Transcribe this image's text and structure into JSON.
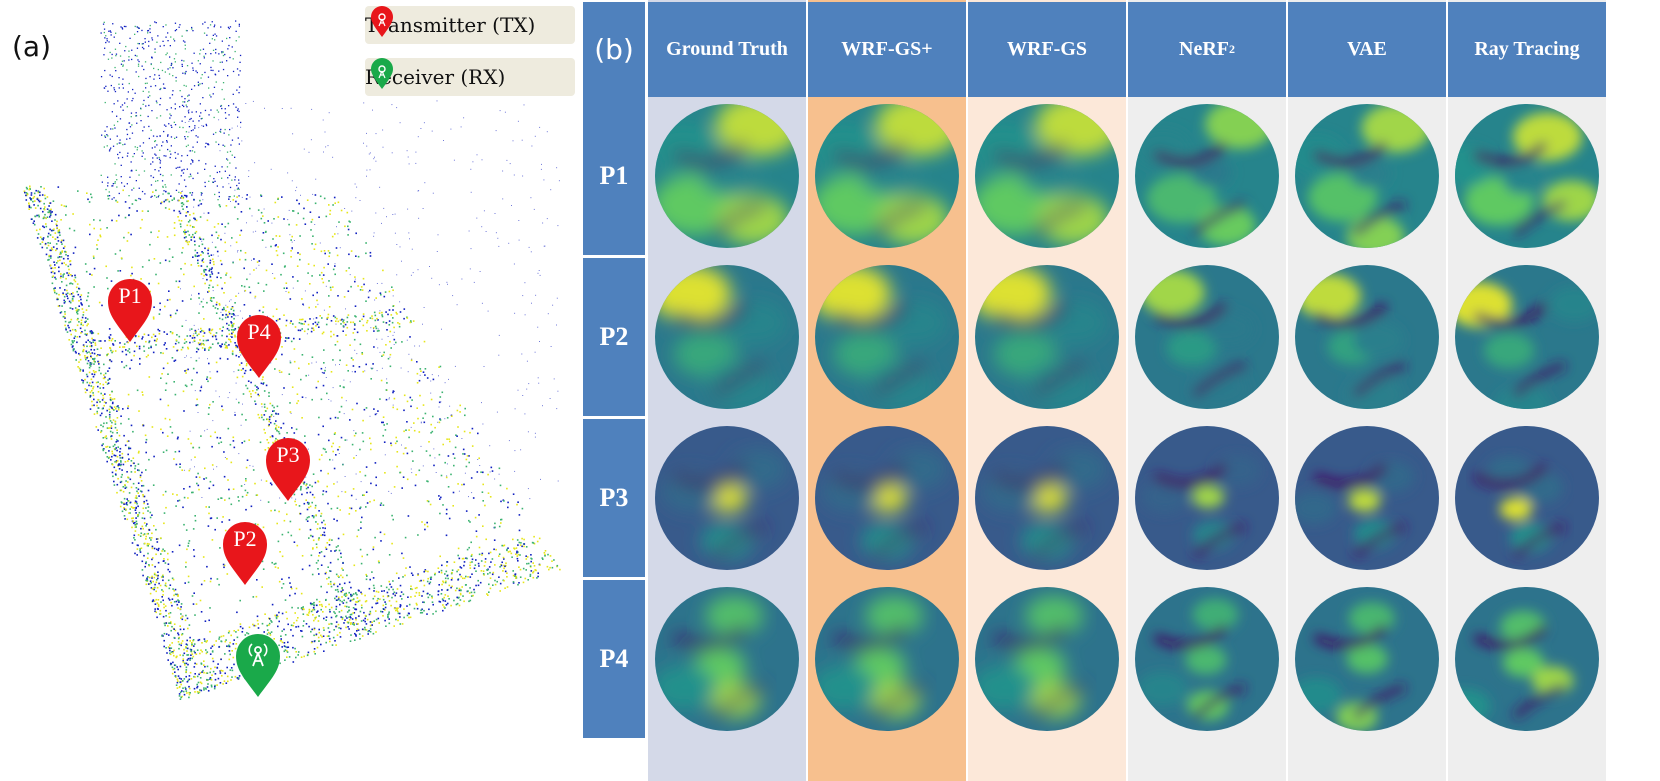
{
  "panel_a": {
    "label": "(a)",
    "legend": [
      {
        "icon": "transmitter-pin-icon",
        "text": "Transmitter (TX)",
        "color": "#e8161b"
      },
      {
        "icon": "receiver-pin-icon",
        "text": "Receiver (RX)",
        "color": "#1aa94a"
      }
    ],
    "markers": [
      "P1",
      "P4",
      "P3",
      "P2"
    ],
    "colors": {
      "tx": "#e8161b",
      "rx": "#1aa94a",
      "cloud_yellow": "#e6e61a",
      "cloud_green": "#3cb371",
      "cloud_blue": "#1020c0"
    }
  },
  "panel_b": {
    "label": "(b)",
    "columns": [
      {
        "name": "Ground Truth",
        "bg": "#d4d9e8"
      },
      {
        "name": "WRF-GS+",
        "bg": "#f7c08e"
      },
      {
        "name": "WRF-GS",
        "bg": "#fce8d9"
      },
      {
        "name": "NeRF",
        "sup": "2",
        "bg": "#eeeeee"
      },
      {
        "name": "VAE",
        "bg": "#eeeeee"
      },
      {
        "name": "Ray Tracing",
        "bg": "#eeeeee"
      }
    ],
    "rows": [
      "P1",
      "P2",
      "P3",
      "P4"
    ],
    "header_color": "#4f81bd"
  }
}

__EXERCISE TASK__
Collect every line from the records above that contains the word "name".

__PROBLEM SOLUTION__
        "name": "Ground Truth",
        "name": "WRF-GS+",
        "name": "WRF-GS",
        "name": "NeRF",
        "name": "VAE",
        "name": "Ray Tracing",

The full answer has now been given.